> **Raw data**:

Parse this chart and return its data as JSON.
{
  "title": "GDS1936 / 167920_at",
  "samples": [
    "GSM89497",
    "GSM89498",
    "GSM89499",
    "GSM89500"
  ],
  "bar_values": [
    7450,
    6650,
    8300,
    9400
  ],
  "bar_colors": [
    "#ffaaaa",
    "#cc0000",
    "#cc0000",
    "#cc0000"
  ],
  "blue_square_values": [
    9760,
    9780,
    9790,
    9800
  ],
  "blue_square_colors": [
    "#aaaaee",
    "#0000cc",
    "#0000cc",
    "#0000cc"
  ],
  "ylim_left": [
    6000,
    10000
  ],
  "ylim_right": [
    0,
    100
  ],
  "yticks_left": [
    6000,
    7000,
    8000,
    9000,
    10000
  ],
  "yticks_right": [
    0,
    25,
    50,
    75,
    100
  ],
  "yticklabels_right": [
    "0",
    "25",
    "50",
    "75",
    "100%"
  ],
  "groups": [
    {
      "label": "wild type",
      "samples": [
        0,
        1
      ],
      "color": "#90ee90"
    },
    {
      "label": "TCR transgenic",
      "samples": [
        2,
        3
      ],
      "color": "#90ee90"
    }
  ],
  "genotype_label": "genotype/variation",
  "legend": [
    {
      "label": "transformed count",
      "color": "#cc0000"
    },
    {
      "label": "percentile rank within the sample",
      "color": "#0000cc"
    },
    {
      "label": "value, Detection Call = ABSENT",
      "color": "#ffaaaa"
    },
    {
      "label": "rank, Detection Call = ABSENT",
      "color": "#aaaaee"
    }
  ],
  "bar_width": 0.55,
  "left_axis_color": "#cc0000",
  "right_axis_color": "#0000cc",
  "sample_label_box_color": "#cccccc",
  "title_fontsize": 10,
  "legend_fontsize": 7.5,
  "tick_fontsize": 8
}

> **Exercise goal**:
Count every line in the preceding entries where the string "Call" appears, then state only the total.

> **Written solution**:
2